Your instructions:
What lines of the data hold the string "gator"? Copy them all.

(Collected data)
[Start of section]

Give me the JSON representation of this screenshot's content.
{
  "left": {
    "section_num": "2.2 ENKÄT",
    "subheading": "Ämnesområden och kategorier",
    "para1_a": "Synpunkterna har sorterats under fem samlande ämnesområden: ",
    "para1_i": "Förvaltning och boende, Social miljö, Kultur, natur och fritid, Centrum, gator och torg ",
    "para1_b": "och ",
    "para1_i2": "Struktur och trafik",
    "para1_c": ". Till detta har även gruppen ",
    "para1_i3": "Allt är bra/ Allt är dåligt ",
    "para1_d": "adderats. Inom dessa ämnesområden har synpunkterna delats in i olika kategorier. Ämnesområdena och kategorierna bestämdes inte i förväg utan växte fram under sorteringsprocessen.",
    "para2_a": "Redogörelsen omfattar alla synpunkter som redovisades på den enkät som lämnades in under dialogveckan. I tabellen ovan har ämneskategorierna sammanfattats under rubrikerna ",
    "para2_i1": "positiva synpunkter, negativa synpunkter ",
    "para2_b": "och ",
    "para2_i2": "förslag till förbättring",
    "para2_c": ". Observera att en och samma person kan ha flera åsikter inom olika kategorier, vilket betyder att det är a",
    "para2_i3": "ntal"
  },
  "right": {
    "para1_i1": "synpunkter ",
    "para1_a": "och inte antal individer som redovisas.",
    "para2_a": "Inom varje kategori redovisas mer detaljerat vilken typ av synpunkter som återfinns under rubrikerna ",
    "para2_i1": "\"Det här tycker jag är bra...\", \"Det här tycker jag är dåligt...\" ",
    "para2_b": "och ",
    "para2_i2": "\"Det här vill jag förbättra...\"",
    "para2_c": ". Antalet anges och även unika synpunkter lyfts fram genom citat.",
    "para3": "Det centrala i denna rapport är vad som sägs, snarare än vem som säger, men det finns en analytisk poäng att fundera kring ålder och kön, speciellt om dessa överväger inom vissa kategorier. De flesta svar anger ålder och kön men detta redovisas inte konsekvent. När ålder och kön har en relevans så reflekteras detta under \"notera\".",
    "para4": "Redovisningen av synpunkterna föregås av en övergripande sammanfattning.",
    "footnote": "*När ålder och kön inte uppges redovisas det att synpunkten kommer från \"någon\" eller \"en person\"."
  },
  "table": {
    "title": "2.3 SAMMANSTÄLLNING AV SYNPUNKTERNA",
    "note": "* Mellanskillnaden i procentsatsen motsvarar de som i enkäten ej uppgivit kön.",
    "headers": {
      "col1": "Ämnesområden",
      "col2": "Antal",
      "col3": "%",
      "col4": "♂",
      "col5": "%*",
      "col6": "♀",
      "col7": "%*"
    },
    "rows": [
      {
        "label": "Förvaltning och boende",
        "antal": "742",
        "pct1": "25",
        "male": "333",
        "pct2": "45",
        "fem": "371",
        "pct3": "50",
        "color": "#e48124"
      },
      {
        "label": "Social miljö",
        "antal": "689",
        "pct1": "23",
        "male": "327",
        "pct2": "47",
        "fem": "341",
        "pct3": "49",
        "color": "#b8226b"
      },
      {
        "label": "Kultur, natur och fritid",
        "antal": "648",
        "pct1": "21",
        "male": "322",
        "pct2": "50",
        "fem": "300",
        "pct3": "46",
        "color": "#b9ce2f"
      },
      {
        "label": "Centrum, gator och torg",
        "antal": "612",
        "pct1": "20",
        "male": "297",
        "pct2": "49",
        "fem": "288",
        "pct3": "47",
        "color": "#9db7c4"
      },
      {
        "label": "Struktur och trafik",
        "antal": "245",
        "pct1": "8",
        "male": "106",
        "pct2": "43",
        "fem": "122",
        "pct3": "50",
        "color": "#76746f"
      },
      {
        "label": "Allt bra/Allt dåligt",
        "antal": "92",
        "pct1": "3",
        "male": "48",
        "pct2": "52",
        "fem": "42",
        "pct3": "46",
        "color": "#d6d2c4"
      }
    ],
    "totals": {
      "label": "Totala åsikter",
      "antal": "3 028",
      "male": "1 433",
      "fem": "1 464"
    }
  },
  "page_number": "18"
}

[End of section]

Your solution:
    "para1_i": "Förvaltning och boende, Social miljö, Kultur, natur och fritid, Centrum, gator och torg ",
        "label": "Centrum, gator och torg",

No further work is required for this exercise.